- Exercise requirements: Write out the listing exactly as it is given.

★ ★ ★ ★

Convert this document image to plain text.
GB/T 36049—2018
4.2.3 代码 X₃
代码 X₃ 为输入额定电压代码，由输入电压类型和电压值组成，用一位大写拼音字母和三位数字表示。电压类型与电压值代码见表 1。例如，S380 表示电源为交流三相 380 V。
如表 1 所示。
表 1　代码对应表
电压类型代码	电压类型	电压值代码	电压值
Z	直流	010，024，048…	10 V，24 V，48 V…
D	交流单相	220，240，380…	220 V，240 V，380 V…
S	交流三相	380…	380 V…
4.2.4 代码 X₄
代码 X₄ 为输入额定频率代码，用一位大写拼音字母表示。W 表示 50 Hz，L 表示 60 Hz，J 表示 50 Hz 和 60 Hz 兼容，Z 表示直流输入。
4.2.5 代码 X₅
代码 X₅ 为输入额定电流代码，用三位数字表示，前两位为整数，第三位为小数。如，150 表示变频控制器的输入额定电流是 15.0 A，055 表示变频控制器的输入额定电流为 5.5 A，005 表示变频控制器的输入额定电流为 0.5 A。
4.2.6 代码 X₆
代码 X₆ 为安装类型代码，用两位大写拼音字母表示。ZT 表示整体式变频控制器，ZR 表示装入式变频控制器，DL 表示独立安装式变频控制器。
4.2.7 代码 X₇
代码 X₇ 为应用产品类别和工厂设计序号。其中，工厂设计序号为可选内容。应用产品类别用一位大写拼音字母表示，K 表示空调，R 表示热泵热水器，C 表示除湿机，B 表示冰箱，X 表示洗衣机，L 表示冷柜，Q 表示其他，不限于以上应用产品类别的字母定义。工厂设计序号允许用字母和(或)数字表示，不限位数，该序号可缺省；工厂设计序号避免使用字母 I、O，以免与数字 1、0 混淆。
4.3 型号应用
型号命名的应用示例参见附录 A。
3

★ ★ ★ ★

- Output:
Convert this document image to plain text.
GB/T 36049—2018
4.2.3 代码 X₃
代码 X₃ 为输入额定电压代码，由输入电压类型和电压值组成，用一位大写拼音字母和三位数字表示。电压类型与电压值代码见表 1。例如，S380 表示电源为交流三相 380 V。
如表 1 所示。
表 1　代码对应表
电压类型代码	电压类型	电压值代码	电压值
Z	直流	010，024，048…	10 V，24 V，48 V…
D	交流单相	220，240，380…	220 V，240 V，380 V…
S	交流三相	380…	380 V…
4.2.4 代码 X₄
代码 X₄ 为输入额定频率代码，用一位大写拼音字母表示。W 表示 50 Hz，L 表示 60 Hz，J 表示 50 Hz 和 60 Hz 兼容，Z 表示直流输入。
4.2.5 代码 X₅
代码 X₅ 为输入额定电流代码，用三位数字表示，前两位为整数，第三位为小数。如，150 表示变频控制器的输入额定电流是 15.0 A，055 表示变频控制器的输入额定电流为 5.5 A，005 表示变频控制器的输入额定电流为 0.5 A。
4.2.6 代码 X₆
代码 X₆ 为安装类型代码，用两位大写拼音字母表示。ZT 表示整体式变频控制器，ZR 表示装入式变频控制器，DL 表示独立安装式变频控制器。
4.2.7 代码 X₇
代码 X₇ 为应用产品类别和工厂设计序号。其中，工厂设计序号为可选内容。应用产品类别用一位大写拼音字母表示，K 表示空调，R 表示热泵热水器，C 表示除湿机，B 表示冰箱，X 表示洗衣机，L 表示冷柜，Q 表示其他，不限于以上应用产品类别的字母定义。工厂设计序号允许用字母和(或)数字表示，不限位数，该序号可缺省；工厂设计序号避免使用字母 I、O，以免与数字 1、0 混淆。
4.3 型号应用
型号命名的应用示例参见附录 A。
3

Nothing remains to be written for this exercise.